» **TASK INSTRUCTIONS**
Among the records that follow, how many lines include the string "total"? Only the number is wanted.

» **SOURCE MATERIAL**
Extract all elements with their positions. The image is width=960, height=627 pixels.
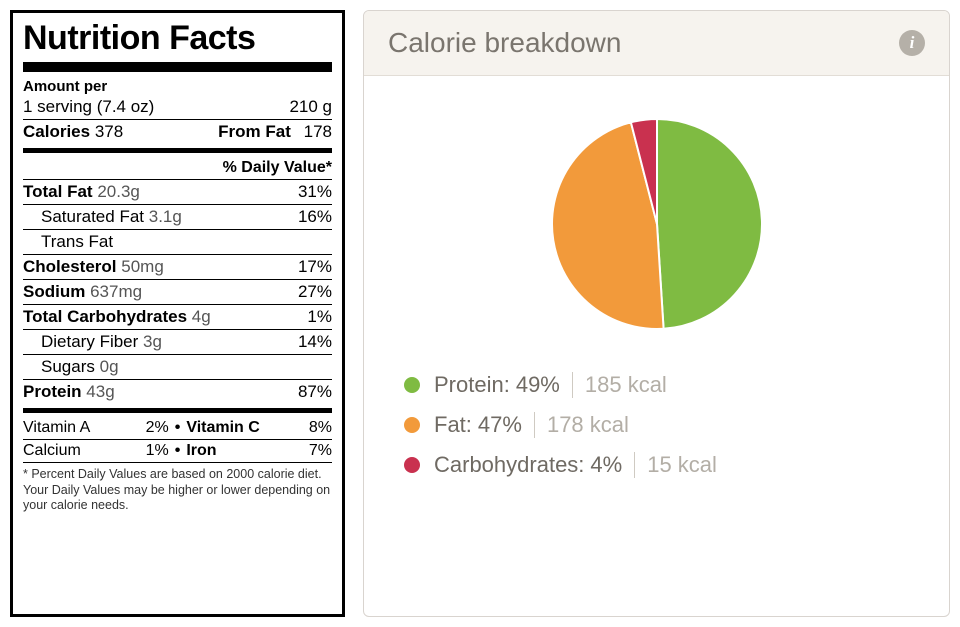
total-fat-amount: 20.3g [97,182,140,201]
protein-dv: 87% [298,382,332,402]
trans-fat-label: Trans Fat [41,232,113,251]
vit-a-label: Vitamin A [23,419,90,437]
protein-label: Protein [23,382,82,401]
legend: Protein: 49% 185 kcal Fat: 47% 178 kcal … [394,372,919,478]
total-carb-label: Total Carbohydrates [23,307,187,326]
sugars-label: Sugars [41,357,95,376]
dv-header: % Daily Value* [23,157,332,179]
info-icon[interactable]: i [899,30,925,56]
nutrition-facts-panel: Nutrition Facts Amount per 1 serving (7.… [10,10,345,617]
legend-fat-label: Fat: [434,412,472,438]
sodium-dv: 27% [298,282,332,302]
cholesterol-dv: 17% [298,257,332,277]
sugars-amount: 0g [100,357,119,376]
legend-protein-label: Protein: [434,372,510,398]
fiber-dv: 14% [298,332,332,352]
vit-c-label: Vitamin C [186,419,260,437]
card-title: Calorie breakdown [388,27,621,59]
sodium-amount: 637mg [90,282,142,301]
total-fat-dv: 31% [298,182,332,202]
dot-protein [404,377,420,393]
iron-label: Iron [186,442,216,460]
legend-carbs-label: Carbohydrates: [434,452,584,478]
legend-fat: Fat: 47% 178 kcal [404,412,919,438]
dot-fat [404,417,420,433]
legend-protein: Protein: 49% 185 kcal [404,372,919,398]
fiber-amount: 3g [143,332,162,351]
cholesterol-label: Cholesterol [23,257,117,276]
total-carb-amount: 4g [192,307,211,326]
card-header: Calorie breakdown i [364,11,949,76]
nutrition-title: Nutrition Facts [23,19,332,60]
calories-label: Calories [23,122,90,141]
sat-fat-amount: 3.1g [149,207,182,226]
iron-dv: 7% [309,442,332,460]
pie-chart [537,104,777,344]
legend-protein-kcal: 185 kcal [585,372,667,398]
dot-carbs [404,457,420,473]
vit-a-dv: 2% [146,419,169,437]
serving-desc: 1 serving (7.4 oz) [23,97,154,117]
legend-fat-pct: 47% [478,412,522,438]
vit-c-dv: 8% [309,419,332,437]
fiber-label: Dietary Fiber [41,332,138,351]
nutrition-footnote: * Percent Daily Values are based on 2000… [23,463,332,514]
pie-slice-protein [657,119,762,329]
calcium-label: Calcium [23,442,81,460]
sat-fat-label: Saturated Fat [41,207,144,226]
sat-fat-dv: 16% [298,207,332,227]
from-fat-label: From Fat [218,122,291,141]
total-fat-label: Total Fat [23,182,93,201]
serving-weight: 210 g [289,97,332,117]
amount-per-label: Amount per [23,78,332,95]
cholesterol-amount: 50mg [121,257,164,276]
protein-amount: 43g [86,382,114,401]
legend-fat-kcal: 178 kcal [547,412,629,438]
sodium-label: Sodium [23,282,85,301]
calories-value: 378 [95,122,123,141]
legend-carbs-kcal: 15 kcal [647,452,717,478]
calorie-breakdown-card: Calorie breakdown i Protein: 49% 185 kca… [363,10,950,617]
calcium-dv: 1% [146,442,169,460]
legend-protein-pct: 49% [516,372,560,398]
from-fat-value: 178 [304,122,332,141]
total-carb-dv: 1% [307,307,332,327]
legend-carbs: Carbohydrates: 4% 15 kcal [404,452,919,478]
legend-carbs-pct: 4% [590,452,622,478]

» **SOLUTION**
6